## Challenge
Extract every line of the records that contains the string "title". Case counts.

***** Data supplied *****

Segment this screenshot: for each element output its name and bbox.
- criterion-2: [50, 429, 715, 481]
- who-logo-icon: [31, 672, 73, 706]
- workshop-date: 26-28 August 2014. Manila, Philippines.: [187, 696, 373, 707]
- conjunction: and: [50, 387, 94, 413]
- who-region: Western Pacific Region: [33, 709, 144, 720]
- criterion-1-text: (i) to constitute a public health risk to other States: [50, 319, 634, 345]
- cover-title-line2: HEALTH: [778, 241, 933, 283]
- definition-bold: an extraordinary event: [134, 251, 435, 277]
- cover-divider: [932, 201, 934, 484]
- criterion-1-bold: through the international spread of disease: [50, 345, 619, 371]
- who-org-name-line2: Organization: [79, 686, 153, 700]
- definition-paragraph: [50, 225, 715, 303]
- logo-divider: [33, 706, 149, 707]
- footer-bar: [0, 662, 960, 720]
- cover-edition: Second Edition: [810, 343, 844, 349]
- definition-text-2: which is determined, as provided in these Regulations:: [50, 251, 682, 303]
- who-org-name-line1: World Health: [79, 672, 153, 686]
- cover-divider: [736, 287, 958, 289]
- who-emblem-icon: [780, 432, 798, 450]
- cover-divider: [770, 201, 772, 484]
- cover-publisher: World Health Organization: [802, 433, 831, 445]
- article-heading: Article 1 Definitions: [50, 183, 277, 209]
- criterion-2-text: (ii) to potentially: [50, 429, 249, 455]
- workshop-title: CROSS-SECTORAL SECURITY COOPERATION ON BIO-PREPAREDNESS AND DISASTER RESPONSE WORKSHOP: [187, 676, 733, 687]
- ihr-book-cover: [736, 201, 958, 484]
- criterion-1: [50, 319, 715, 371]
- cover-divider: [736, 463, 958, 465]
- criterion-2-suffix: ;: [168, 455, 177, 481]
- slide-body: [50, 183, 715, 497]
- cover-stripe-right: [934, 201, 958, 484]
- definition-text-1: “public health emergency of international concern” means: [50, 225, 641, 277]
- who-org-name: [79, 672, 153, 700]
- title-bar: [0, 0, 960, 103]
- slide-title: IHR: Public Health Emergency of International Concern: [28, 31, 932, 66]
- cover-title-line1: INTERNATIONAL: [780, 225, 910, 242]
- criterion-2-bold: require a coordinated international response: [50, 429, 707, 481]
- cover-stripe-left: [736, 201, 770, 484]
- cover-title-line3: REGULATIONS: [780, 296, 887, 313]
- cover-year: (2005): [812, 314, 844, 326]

*****

## Expected output
- cover-title-line2: HEALTH: [778, 241, 933, 283]
- workshop-title: CROSS-SECTORAL SECURITY COOPERATION ON BIO-PREPAREDNESS AND DISASTER RESPONSE WORKSHOP: [187, 676, 733, 687]
- title-bar: [0, 0, 960, 103]
- slide-title: IHR: Public Health Emergency of International Concern: [28, 31, 932, 66]
- cover-title-line1: INTERNATIONAL: [780, 225, 910, 242]
- cover-title-line3: REGULATIONS: [780, 296, 887, 313]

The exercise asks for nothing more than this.